Starting at the line that contains "Localize each UI" and ending at the line that contains "denominator-1: RTT +", present those lines as a numbered list, with blank lines dropped. Leave the pictures out.
— start Data excerpts —
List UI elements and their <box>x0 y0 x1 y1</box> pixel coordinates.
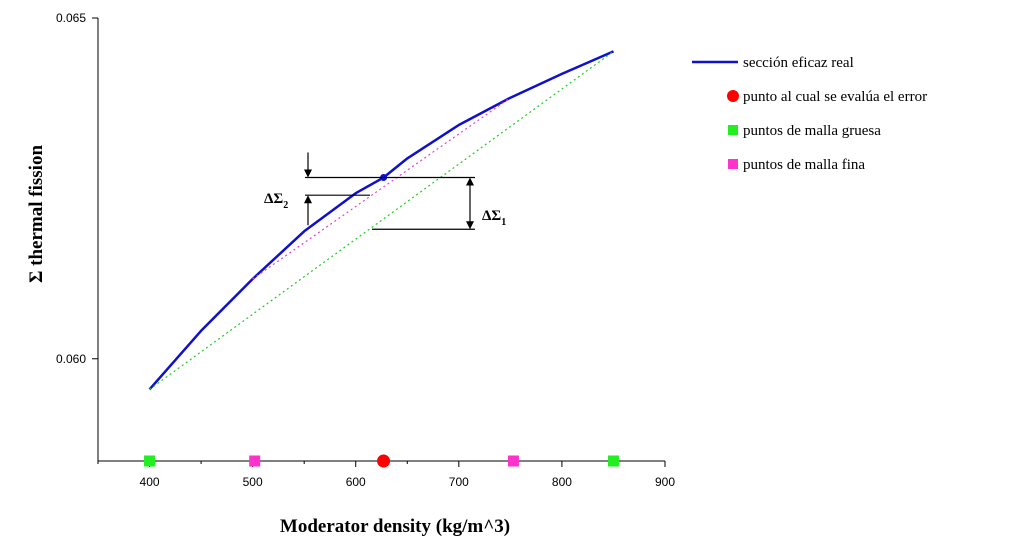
— end Data excerpts —
— start Data excerpts —
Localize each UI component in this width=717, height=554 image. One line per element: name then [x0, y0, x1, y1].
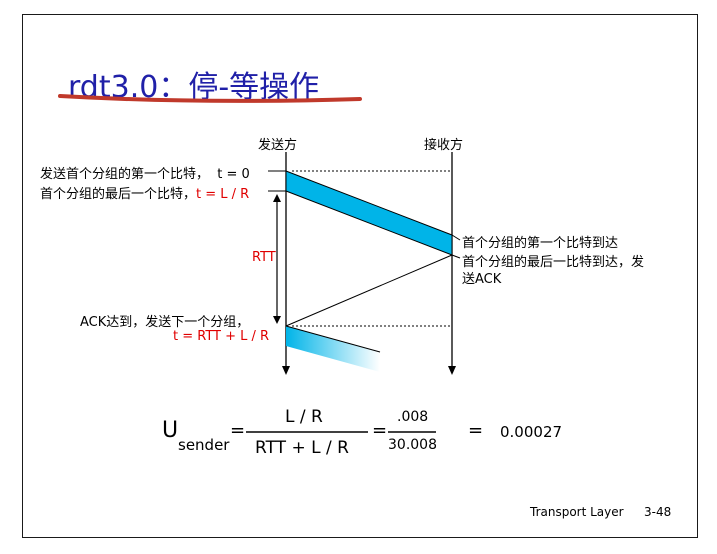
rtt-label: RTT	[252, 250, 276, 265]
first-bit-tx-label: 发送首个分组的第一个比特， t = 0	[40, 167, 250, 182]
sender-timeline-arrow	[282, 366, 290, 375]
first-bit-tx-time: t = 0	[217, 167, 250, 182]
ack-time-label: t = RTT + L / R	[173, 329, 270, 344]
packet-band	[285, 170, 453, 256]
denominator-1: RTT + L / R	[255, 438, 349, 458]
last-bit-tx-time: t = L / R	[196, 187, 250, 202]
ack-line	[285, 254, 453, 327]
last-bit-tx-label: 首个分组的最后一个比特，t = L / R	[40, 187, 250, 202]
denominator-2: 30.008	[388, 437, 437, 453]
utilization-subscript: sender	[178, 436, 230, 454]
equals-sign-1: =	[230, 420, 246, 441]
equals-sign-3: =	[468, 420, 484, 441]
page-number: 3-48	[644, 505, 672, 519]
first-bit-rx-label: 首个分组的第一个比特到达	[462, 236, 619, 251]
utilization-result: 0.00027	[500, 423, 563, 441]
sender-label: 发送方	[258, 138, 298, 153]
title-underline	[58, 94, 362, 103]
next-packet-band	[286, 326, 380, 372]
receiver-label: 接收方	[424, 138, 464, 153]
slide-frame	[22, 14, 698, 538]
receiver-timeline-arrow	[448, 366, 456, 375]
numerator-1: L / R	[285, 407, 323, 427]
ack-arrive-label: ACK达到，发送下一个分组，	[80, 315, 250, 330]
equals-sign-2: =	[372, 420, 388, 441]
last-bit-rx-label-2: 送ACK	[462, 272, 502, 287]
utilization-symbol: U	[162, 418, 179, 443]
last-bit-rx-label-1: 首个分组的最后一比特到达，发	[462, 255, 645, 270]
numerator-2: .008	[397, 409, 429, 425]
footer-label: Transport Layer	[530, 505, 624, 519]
— end Data excerpts —
→ **Result of the task**
1. Localize each UI component in this width=717, height=554 image. One line per element: name then [x0, y0, x1, y1].
2. rtt-label: RTT	[252, 250, 276, 265]
3. first-bit-tx-label: 发送首个分组的第一个比特， t = 0	[40, 167, 250, 182]
4. sender-timeline-arrow	[282, 366, 290, 375]
5. first-bit-tx-time: t = 0	[217, 167, 250, 182]
6. ack-time-label: t = RTT + L / R	[173, 329, 270, 344]
7. packet-band	[285, 170, 453, 256]
8. denominator-1: RTT + L / R	[255, 438, 349, 458]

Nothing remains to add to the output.